TASK TO CARRY OUT:
Extract the text of each entry below exactly, leaving every image behind.

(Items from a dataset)
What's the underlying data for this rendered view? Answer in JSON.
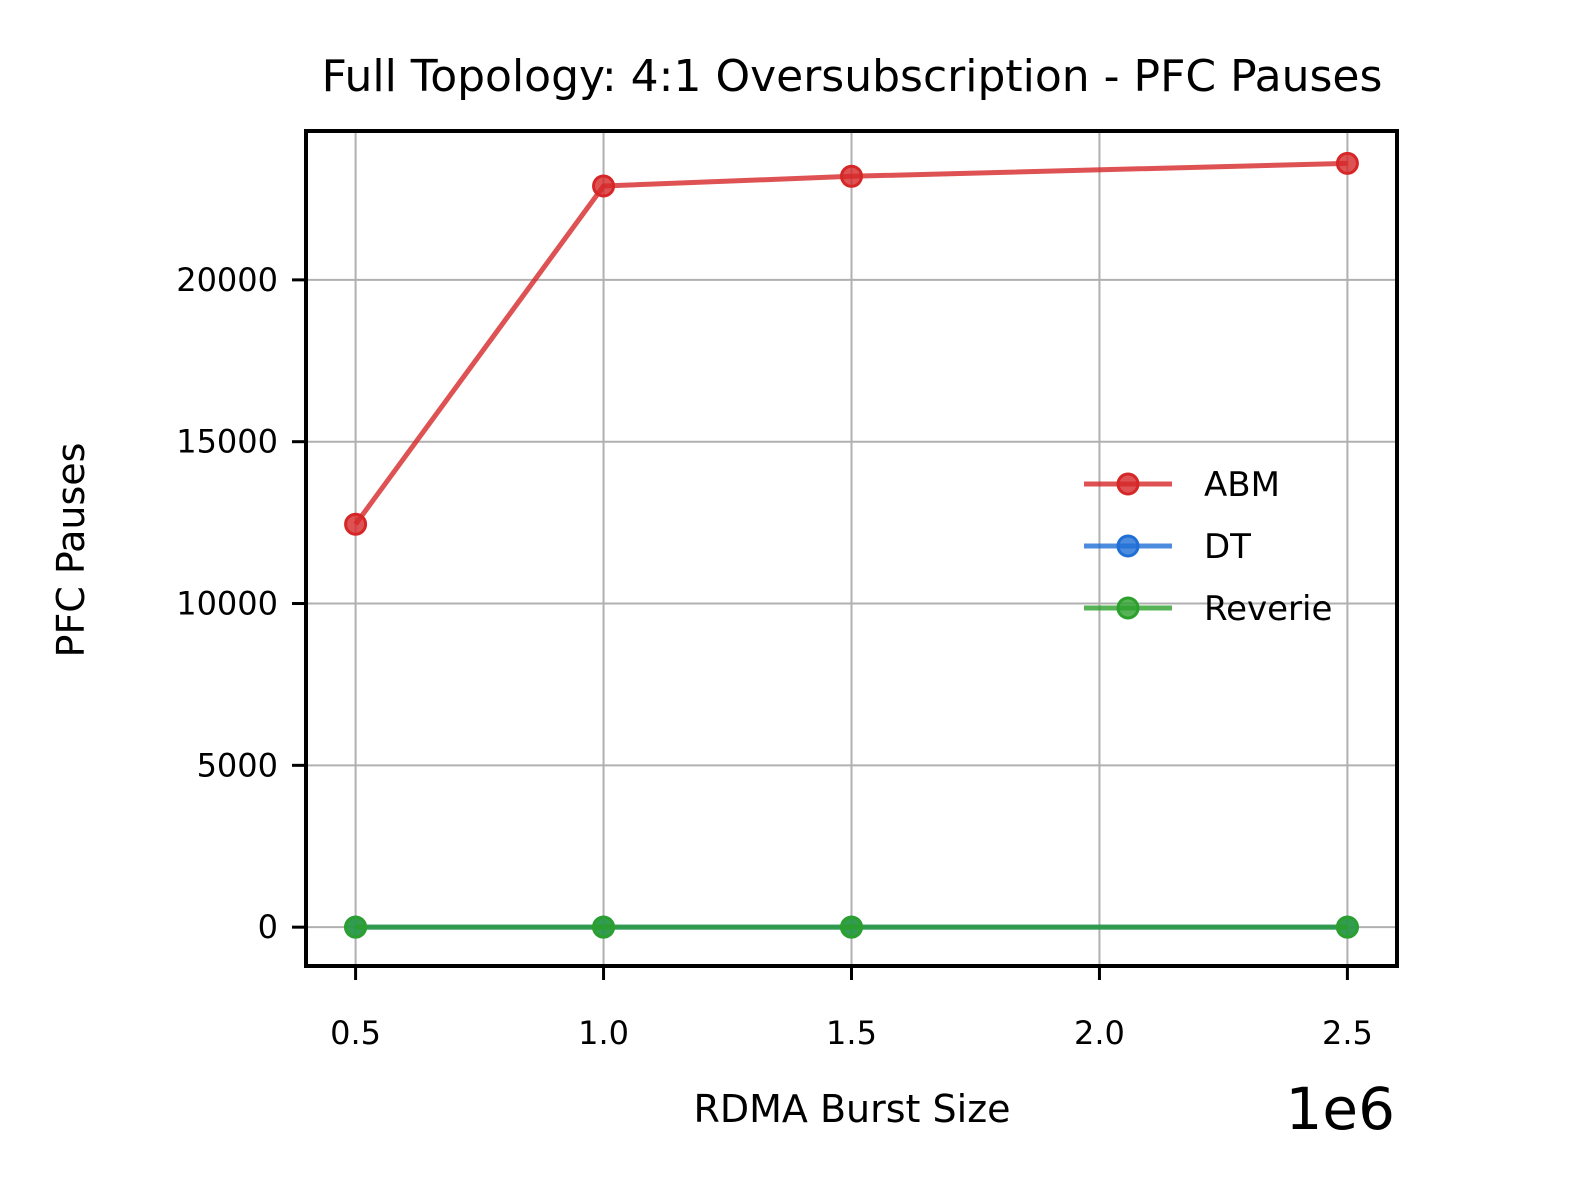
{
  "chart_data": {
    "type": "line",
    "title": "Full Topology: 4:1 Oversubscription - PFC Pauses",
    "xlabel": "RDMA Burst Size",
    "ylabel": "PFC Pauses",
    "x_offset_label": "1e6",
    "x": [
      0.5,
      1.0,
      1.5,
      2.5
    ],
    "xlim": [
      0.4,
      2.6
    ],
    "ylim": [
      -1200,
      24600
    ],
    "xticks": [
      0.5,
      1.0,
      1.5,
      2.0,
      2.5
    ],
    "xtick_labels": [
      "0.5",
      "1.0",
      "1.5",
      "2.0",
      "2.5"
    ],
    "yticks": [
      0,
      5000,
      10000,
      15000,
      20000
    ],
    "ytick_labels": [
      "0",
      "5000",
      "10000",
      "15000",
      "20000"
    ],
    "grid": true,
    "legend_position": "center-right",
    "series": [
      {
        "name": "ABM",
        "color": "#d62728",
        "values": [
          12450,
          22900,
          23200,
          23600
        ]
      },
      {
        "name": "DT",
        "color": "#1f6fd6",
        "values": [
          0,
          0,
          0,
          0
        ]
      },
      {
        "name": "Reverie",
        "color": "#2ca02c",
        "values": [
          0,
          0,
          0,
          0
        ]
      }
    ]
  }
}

TASK ANSWER:
What's the underlying data for this rendered view? Answer in JSON.
{
  "chart_data": {
    "type": "line",
    "title": "Full Topology: 4:1 Oversubscription - PFC Pauses",
    "xlabel": "RDMA Burst Size",
    "ylabel": "PFC Pauses",
    "x_offset_label": "1e6",
    "x": [
      0.5,
      1.0,
      1.5,
      2.5
    ],
    "xlim": [
      0.4,
      2.6
    ],
    "ylim": [
      -1200,
      24600
    ],
    "xticks": [
      0.5,
      1.0,
      1.5,
      2.0,
      2.5
    ],
    "xtick_labels": [
      "0.5",
      "1.0",
      "1.5",
      "2.0",
      "2.5"
    ],
    "yticks": [
      0,
      5000,
      10000,
      15000,
      20000
    ],
    "ytick_labels": [
      "0",
      "5000",
      "10000",
      "15000",
      "20000"
    ],
    "grid": true,
    "legend_position": "center-right",
    "series": [
      {
        "name": "ABM",
        "color": "#d62728",
        "values": [
          12450,
          22900,
          23200,
          23600
        ]
      },
      {
        "name": "DT",
        "color": "#1f6fd6",
        "values": [
          0,
          0,
          0,
          0
        ]
      },
      {
        "name": "Reverie",
        "color": "#2ca02c",
        "values": [
          0,
          0,
          0,
          0
        ]
      }
    ]
  }
}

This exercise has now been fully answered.